From the entries that follow, list every line in which the string "Zagadkowa" appears.

• **RECORD EXTRACTS**:
────────────────────

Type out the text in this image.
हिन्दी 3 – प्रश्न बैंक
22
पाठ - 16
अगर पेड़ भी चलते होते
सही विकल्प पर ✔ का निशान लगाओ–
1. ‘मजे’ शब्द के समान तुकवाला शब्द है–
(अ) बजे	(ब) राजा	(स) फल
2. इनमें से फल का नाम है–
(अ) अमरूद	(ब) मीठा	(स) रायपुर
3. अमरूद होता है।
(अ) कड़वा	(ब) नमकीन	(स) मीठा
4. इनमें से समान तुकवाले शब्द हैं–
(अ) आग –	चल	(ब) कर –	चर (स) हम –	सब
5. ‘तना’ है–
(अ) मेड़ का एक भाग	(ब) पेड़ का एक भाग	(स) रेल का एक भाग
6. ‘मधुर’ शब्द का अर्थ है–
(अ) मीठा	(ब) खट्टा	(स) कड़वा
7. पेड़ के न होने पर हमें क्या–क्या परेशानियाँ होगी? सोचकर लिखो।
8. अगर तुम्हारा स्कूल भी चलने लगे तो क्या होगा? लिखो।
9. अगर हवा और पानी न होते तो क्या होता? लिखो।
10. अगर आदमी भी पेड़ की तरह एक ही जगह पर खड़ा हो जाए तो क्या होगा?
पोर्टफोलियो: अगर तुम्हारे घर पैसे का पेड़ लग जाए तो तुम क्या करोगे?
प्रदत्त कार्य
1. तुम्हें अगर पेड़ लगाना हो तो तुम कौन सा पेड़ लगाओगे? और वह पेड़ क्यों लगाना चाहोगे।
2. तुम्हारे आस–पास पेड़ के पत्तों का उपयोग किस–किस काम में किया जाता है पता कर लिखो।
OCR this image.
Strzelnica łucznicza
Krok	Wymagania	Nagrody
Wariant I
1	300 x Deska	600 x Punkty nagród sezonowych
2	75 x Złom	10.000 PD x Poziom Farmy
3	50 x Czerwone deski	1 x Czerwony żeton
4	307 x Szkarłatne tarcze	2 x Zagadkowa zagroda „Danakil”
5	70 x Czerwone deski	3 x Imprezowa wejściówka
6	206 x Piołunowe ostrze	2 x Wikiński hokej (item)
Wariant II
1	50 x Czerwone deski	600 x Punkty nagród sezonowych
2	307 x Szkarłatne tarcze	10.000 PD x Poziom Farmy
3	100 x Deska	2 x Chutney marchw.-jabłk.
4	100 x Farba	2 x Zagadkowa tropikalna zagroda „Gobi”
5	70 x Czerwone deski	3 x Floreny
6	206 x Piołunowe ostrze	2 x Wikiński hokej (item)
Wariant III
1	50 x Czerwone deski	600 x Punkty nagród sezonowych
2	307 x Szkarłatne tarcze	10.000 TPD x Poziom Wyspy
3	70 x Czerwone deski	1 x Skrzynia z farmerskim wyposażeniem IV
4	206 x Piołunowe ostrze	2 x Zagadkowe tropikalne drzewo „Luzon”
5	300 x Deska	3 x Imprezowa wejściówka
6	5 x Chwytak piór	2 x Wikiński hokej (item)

────────────────────

• **FINAL ANSWER**:
4	307 x Szkarłatne tarcze	2 x Zagadkowa zagroda „Danakil”
4	100 x Farba	2 x Zagadkowa tropikalna zagroda „Gobi”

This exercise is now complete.